## DATASET RECORDS

** Start **

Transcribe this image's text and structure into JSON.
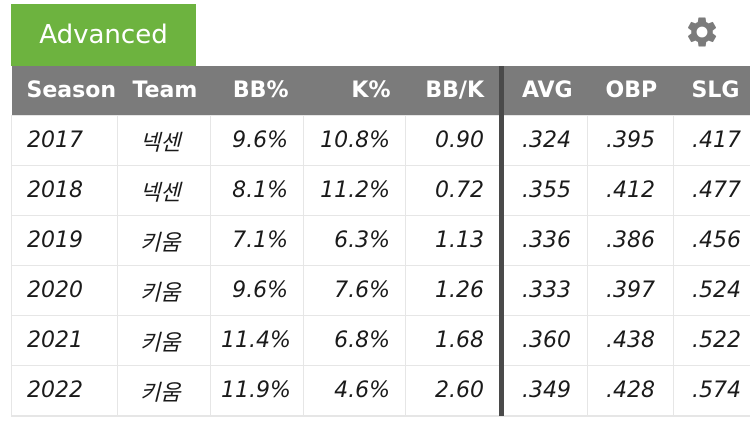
{
  "tabs": {
    "advanced_label": "Advanced"
  },
  "icons": {
    "settings": "gear-icon"
  },
  "colors": {
    "tab_active": "#6db33f",
    "header_bg": "#7b7b7b",
    "divider": "#4a4a4a"
  },
  "table": {
    "headers": [
      "Season",
      "Team",
      "BB%",
      "K%",
      "BB/K",
      "AVG",
      "OBP",
      "SLG"
    ],
    "rows": [
      [
        "2017",
        "넥센",
        "9.6%",
        "10.8%",
        "0.90",
        ".324",
        ".395",
        ".417"
      ],
      [
        "2018",
        "넥센",
        "8.1%",
        "11.2%",
        "0.72",
        ".355",
        ".412",
        ".477"
      ],
      [
        "2019",
        "키움",
        "7.1%",
        "6.3%",
        "1.13",
        ".336",
        ".386",
        ".456"
      ],
      [
        "2020",
        "키움",
        "9.6%",
        "7.6%",
        "1.26",
        ".333",
        ".397",
        ".524"
      ],
      [
        "2021",
        "키움",
        "11.4%",
        "6.8%",
        "1.68",
        ".360",
        ".438",
        ".522"
      ],
      [
        "2022",
        "키움",
        "11.9%",
        "4.6%",
        "2.60",
        ".349",
        ".428",
        ".574"
      ]
    ]
  }
}
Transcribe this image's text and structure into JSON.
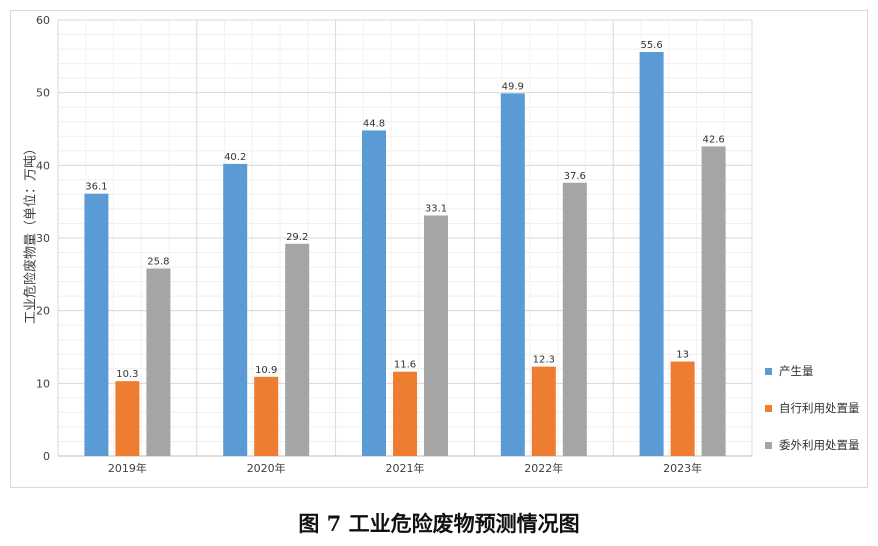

** End **

## WHAT YOU NEED TO DO
Above are records with pictures; repeat the records exactly and leave the pictures out.

## RESPONSE TO THE EXERCISE
Transcribe this image's text and structure into JSON.
{
  "tabs": {
    "advanced_label": "Advanced"
  },
  "icons": {
    "settings": "gear-icon"
  },
  "colors": {
    "tab_active": "#6db33f",
    "header_bg": "#7b7b7b",
    "divider": "#4a4a4a"
  },
  "table": {
    "headers": [
      "Season",
      "Team",
      "BB%",
      "K%",
      "BB/K",
      "AVG",
      "OBP",
      "SLG"
    ],
    "rows": [
      [
        "2017",
        "넥센",
        "9.6%",
        "10.8%",
        "0.90",
        ".324",
        ".395",
        ".417"
      ],
      [
        "2018",
        "넥센",
        "8.1%",
        "11.2%",
        "0.72",
        ".355",
        ".412",
        ".477"
      ],
      [
        "2019",
        "키움",
        "7.1%",
        "6.3%",
        "1.13",
        ".336",
        ".386",
        ".456"
      ],
      [
        "2020",
        "키움",
        "9.6%",
        "7.6%",
        "1.26",
        ".333",
        ".397",
        ".524"
      ],
      [
        "2021",
        "키움",
        "11.4%",
        "6.8%",
        "1.68",
        ".360",
        ".438",
        ".522"
      ],
      [
        "2022",
        "키움",
        "11.9%",
        "4.6%",
        "2.60",
        ".349",
        ".428",
        ".574"
      ]
    ]
  }
}
Transcribe this image's text and structure into JSON.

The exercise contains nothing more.